++++ DATA ++++
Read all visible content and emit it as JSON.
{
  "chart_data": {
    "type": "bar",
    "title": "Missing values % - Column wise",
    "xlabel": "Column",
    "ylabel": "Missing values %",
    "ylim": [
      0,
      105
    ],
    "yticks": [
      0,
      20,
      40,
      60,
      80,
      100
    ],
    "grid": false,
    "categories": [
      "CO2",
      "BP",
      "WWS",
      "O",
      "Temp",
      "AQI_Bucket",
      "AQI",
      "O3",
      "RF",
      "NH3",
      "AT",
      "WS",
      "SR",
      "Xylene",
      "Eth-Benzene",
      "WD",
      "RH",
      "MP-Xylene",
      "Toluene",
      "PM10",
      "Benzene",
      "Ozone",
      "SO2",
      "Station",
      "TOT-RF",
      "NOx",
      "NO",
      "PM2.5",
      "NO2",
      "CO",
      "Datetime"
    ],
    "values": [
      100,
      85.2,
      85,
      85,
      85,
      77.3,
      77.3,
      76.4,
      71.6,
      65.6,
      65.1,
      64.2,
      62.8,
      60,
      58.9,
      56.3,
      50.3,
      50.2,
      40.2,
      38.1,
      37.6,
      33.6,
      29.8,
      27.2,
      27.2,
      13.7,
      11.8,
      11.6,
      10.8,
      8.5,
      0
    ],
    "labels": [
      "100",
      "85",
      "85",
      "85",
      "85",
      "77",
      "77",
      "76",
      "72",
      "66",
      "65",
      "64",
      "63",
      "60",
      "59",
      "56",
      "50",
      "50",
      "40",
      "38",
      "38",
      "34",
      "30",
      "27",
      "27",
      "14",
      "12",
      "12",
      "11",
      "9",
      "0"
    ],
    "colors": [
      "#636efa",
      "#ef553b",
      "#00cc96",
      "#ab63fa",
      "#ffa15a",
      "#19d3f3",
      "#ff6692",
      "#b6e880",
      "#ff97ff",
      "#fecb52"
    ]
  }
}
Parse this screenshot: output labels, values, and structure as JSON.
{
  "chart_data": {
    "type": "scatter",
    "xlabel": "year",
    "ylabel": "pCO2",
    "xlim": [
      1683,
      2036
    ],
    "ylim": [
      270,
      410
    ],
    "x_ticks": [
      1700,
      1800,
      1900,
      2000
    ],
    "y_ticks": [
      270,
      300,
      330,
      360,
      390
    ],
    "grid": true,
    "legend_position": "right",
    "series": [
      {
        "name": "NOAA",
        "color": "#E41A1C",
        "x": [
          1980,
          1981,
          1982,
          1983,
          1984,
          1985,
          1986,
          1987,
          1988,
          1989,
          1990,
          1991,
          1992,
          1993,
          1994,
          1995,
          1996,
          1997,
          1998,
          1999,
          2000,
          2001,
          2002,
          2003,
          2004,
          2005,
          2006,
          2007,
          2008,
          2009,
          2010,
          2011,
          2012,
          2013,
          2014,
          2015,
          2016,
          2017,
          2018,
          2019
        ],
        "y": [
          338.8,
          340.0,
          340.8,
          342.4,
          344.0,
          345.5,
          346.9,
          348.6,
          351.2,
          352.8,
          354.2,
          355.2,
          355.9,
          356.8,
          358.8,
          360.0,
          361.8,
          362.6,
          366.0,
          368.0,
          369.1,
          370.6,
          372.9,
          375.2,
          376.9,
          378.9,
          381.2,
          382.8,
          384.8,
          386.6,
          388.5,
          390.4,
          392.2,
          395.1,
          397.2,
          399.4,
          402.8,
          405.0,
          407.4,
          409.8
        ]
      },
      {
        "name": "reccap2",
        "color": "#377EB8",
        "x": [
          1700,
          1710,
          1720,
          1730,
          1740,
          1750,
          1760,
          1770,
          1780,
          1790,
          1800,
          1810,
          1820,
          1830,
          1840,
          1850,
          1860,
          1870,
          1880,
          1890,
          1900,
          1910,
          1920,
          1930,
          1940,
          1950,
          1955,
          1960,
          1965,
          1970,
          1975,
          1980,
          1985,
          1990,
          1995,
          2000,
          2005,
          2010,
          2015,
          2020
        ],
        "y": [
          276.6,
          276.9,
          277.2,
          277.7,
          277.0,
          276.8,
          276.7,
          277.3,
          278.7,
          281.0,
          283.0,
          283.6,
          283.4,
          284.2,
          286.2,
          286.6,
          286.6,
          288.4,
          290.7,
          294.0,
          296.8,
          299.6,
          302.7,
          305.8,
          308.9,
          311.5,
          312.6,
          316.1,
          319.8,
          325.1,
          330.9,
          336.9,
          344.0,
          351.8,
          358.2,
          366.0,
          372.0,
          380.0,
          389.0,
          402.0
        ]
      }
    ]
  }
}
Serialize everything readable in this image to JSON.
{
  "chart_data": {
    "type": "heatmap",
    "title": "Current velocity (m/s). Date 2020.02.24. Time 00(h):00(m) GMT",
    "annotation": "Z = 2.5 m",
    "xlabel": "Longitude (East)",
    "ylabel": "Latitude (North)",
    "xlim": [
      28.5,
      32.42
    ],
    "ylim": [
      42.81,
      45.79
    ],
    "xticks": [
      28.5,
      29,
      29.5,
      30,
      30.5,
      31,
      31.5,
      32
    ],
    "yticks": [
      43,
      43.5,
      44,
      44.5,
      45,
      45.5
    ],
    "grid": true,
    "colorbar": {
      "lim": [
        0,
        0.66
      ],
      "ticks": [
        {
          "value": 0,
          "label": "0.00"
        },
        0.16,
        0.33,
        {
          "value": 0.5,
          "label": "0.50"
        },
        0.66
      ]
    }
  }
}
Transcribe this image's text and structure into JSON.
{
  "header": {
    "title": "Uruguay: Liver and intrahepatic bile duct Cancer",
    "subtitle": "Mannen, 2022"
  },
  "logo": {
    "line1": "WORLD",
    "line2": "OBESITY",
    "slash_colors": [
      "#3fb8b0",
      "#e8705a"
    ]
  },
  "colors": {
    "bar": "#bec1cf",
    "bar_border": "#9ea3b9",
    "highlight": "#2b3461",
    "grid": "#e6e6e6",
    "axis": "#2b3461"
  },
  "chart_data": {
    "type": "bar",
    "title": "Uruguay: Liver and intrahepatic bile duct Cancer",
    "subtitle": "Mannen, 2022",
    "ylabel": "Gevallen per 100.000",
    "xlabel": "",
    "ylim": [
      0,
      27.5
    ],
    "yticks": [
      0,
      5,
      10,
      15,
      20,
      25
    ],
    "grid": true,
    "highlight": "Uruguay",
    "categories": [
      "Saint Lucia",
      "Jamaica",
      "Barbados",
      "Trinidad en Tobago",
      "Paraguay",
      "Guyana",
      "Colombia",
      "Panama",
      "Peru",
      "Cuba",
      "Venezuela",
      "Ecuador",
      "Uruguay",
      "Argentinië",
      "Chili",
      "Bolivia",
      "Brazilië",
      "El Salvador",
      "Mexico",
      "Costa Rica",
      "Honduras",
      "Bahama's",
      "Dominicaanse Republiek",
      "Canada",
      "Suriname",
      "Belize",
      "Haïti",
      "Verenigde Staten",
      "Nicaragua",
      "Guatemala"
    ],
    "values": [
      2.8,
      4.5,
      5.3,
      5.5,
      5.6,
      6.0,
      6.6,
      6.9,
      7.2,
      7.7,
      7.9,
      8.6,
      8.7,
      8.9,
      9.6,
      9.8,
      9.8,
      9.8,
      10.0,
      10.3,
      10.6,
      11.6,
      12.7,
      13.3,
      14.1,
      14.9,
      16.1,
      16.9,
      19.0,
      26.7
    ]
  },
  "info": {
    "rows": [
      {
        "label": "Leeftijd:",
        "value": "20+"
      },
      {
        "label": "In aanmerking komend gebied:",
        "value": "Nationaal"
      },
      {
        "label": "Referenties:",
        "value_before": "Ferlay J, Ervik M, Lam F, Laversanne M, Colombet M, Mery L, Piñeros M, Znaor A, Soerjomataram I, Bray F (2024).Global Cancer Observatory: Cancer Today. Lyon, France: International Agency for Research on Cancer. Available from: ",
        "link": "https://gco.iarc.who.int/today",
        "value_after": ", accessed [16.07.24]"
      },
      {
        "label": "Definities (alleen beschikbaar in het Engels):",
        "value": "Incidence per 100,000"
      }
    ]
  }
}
++++
WHAT THE EXERCISE ASKS:
Extract from the material all lines containing the string "image".

WRITTEN ANSWER:
Serialize everything readable in this image to JSON.
Transcribe this image's text and structure into JSON.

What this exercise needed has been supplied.